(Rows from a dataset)
┌────────

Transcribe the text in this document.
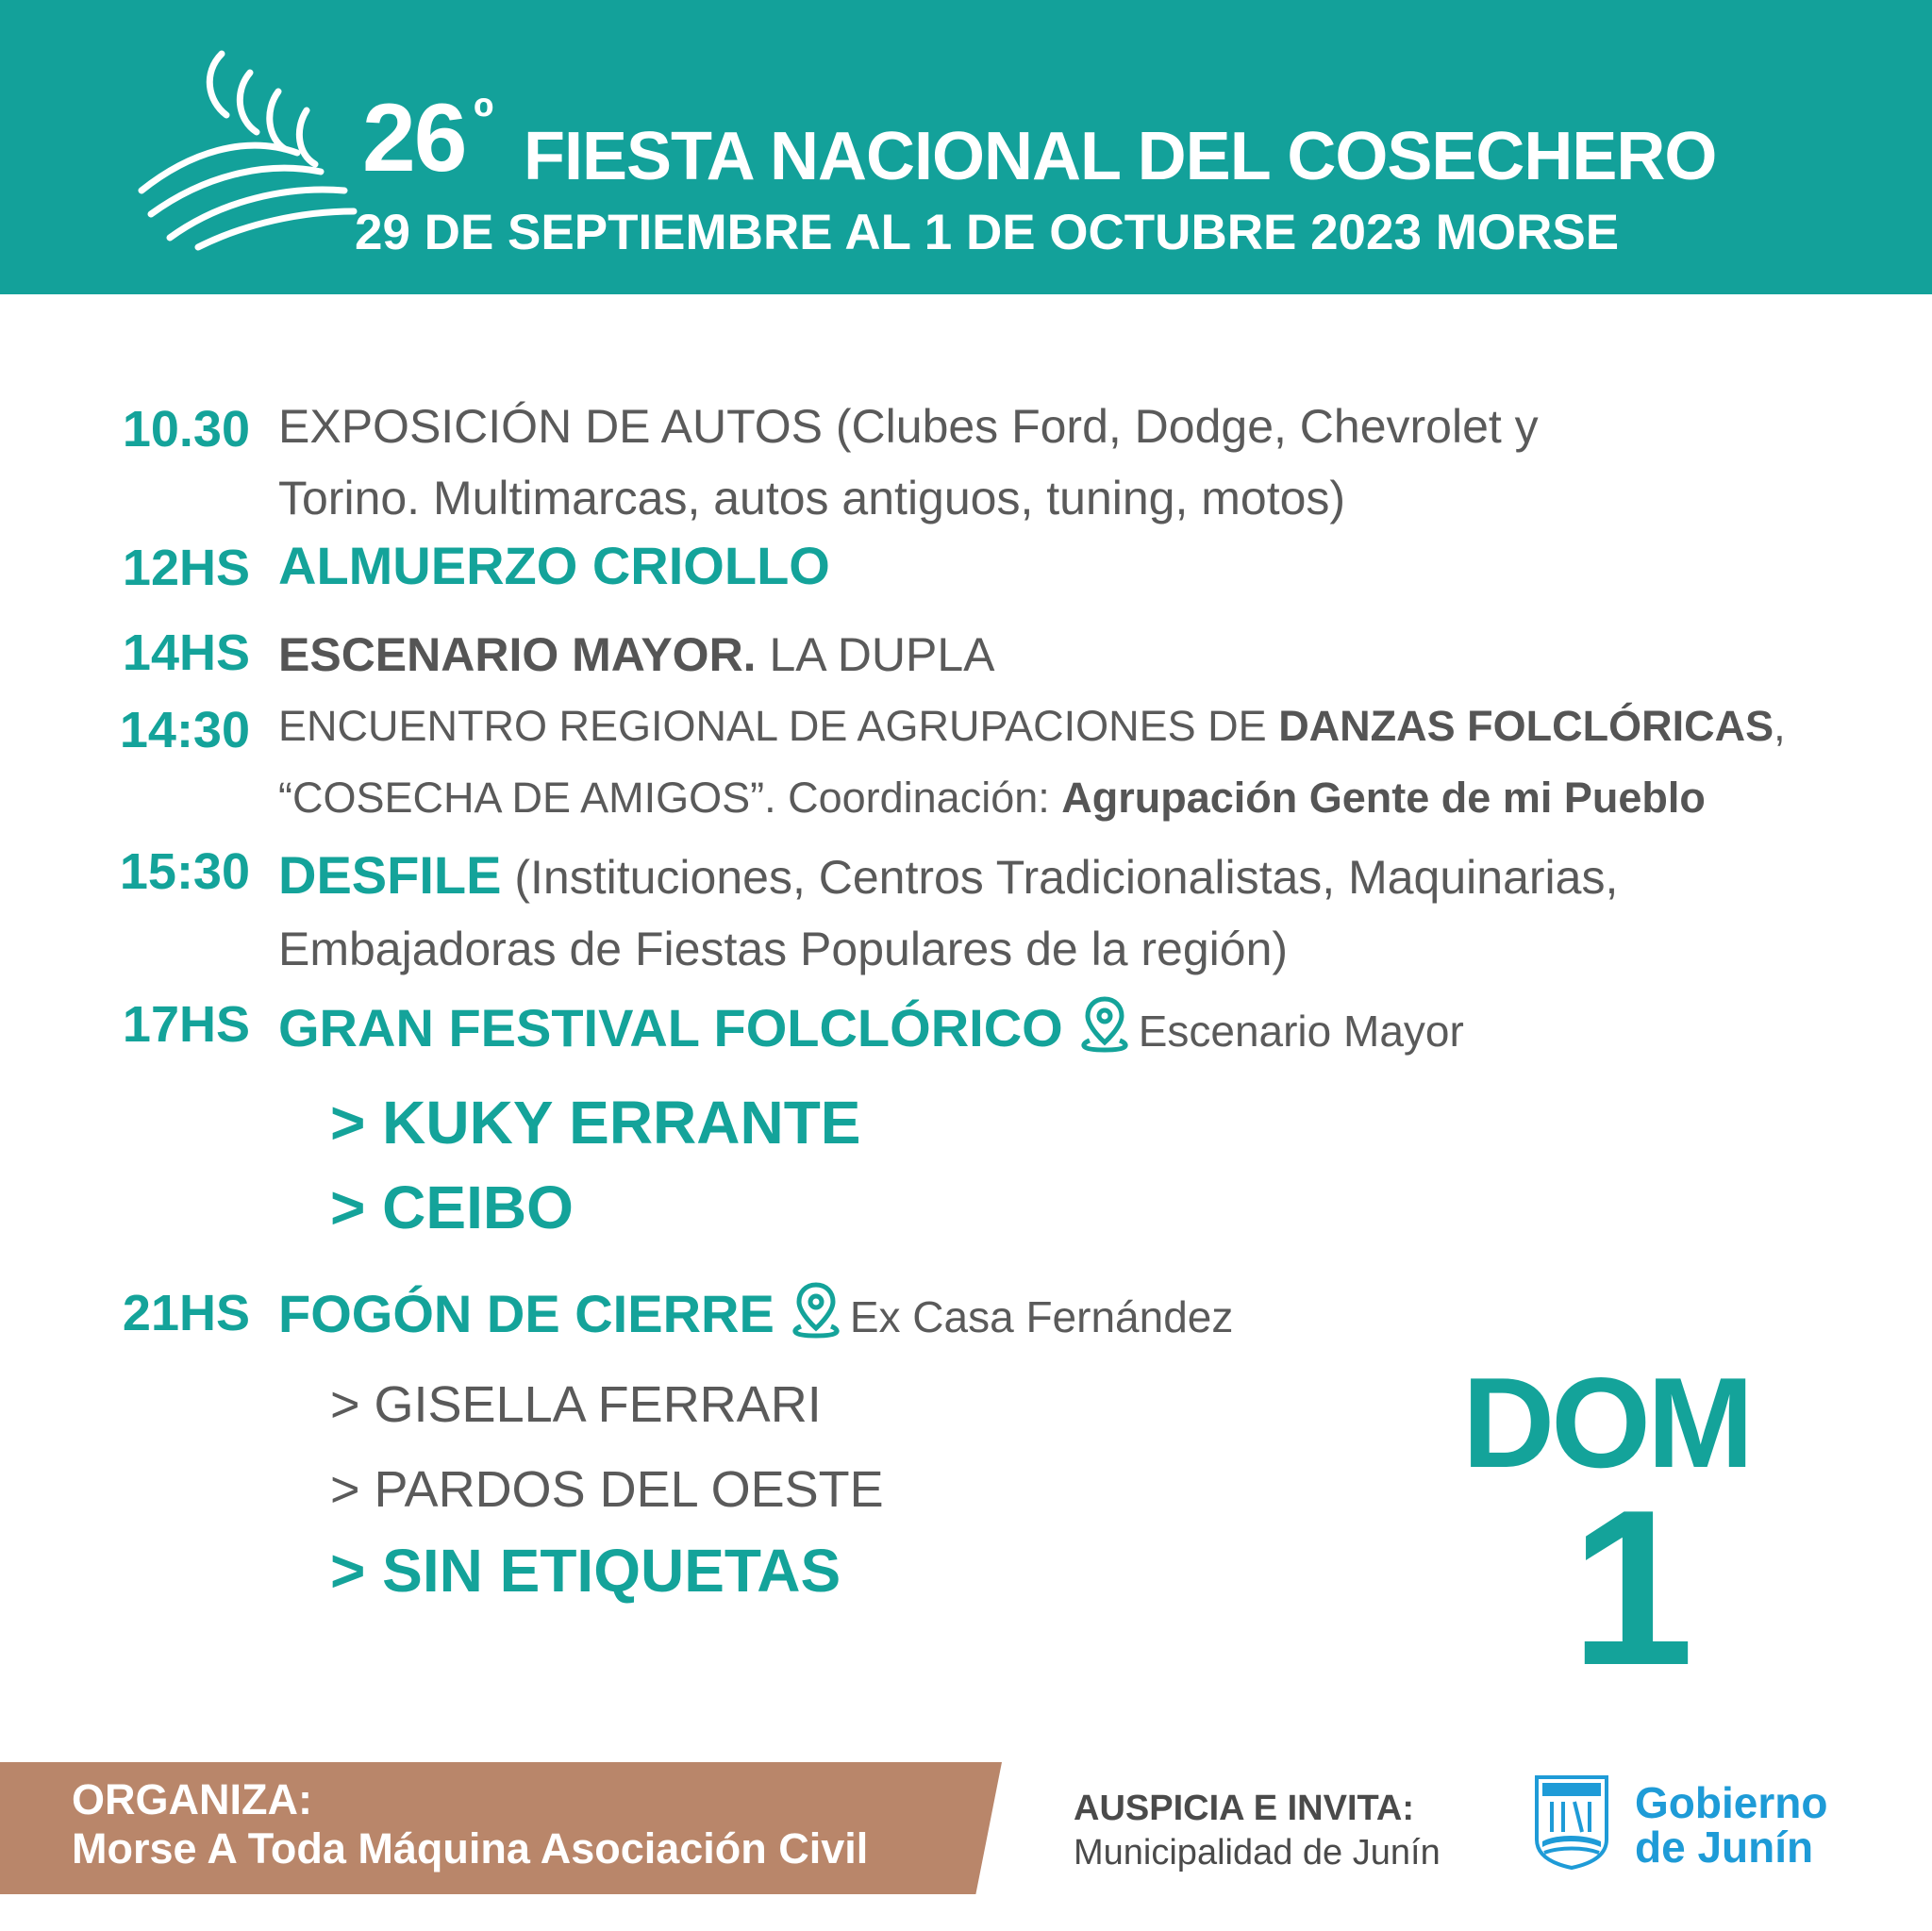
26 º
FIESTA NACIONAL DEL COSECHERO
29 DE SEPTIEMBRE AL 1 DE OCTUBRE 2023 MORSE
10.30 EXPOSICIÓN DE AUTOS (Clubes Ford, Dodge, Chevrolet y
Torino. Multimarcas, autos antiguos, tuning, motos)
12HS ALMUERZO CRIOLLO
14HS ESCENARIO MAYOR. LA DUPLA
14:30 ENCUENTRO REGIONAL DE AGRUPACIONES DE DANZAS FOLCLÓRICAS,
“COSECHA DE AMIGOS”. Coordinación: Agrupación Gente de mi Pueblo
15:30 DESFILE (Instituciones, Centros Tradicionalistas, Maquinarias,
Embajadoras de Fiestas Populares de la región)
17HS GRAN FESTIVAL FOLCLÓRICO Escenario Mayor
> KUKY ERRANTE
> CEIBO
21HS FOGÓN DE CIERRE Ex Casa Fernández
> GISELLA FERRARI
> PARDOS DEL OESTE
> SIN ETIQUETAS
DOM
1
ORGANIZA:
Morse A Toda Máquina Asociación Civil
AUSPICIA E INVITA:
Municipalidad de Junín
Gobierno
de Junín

└────────
┌────────

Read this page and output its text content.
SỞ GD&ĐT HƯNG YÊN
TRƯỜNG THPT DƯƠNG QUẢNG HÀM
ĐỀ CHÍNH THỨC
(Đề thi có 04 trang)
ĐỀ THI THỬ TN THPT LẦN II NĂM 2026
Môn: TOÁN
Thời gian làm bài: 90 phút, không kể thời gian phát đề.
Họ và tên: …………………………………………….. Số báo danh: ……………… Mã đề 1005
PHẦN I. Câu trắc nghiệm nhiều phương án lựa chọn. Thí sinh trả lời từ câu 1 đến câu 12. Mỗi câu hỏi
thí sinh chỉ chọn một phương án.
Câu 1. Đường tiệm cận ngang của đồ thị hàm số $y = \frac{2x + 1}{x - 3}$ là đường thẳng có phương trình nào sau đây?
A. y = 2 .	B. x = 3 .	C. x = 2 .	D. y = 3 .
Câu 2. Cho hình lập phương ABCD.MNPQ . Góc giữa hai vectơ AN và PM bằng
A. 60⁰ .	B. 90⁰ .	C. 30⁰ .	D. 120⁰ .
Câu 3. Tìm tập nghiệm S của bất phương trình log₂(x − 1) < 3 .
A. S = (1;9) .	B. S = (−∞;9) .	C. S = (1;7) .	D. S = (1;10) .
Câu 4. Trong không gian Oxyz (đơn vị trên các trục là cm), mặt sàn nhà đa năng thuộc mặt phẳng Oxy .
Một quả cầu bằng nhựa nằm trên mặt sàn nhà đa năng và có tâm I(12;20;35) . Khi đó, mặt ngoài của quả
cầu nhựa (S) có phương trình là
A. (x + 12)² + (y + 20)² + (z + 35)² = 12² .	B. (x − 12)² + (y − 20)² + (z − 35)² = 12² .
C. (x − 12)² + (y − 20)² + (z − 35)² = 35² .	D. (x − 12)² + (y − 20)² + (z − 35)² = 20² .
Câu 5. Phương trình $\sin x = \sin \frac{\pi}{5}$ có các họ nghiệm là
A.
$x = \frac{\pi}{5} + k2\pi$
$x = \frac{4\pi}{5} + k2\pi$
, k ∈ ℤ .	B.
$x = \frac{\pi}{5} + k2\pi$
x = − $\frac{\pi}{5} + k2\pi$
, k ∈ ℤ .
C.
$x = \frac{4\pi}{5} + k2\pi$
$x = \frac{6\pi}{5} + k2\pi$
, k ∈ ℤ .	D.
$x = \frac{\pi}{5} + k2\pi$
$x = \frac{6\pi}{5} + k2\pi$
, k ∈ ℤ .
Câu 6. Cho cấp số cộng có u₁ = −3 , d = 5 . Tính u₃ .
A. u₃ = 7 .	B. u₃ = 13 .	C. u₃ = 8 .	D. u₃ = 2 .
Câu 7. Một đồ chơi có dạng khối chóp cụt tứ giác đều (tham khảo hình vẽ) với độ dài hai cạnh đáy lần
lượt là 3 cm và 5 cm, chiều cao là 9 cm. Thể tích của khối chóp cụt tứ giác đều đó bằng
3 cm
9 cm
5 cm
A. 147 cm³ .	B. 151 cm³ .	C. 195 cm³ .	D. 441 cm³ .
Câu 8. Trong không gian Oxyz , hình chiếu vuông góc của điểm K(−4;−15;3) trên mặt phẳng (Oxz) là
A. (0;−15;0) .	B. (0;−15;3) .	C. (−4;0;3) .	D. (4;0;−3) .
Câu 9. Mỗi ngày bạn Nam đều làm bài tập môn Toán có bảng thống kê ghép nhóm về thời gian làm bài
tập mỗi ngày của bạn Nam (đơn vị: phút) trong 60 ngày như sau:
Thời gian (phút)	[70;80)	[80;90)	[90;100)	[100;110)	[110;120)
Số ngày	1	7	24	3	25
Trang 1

└────────
┌────────

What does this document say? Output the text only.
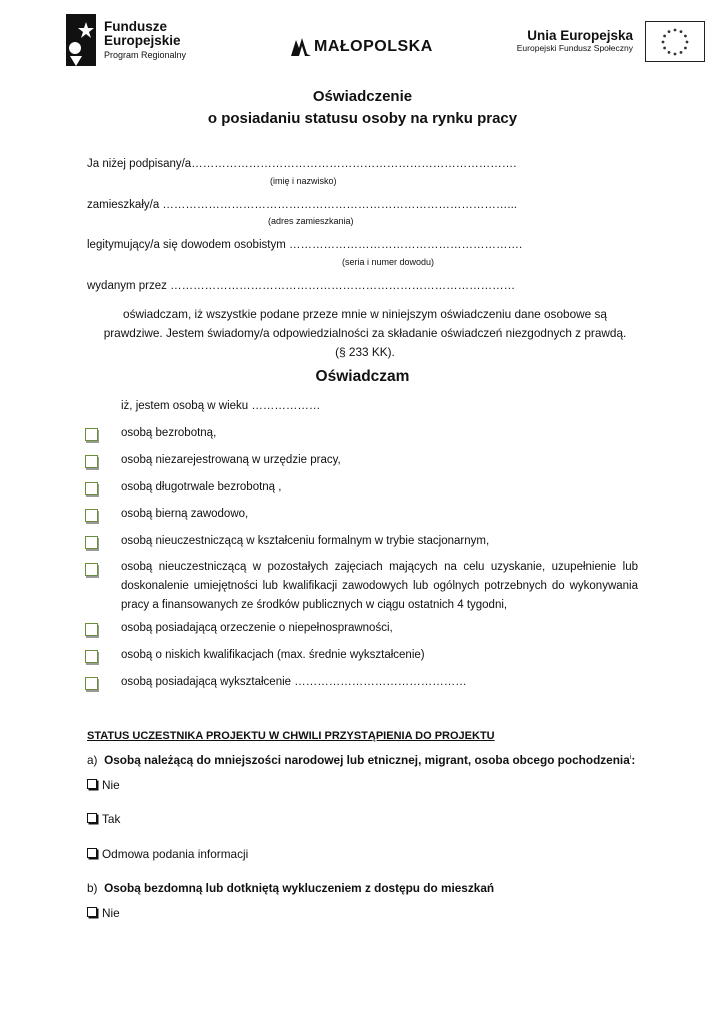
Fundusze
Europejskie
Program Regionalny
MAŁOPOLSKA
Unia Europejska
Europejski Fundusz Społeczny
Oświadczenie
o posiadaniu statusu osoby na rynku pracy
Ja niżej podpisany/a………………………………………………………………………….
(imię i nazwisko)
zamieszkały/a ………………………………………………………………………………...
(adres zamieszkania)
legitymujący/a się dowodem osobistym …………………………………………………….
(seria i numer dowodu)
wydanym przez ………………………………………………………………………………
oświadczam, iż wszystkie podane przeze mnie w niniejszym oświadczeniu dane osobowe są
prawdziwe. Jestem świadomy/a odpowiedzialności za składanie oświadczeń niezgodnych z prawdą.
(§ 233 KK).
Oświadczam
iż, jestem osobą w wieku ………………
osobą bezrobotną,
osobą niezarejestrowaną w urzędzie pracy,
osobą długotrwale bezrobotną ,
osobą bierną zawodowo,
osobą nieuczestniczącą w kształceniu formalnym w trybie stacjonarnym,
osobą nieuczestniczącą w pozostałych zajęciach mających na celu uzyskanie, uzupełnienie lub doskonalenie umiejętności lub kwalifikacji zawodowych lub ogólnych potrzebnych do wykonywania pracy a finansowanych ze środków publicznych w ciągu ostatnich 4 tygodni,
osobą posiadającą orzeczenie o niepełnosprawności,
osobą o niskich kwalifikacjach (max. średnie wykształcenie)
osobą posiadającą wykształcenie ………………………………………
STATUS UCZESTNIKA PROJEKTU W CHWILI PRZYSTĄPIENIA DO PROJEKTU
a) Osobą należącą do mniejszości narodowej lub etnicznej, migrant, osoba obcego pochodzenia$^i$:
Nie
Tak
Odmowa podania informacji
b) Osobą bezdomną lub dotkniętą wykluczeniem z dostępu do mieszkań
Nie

└────────

§ **TASK GOAL**
Return the lines of the records that include the string "document".

§ **RESPONSE TO THE TASK**
Transcribe the text in this document.
What does this document say? Output the text only.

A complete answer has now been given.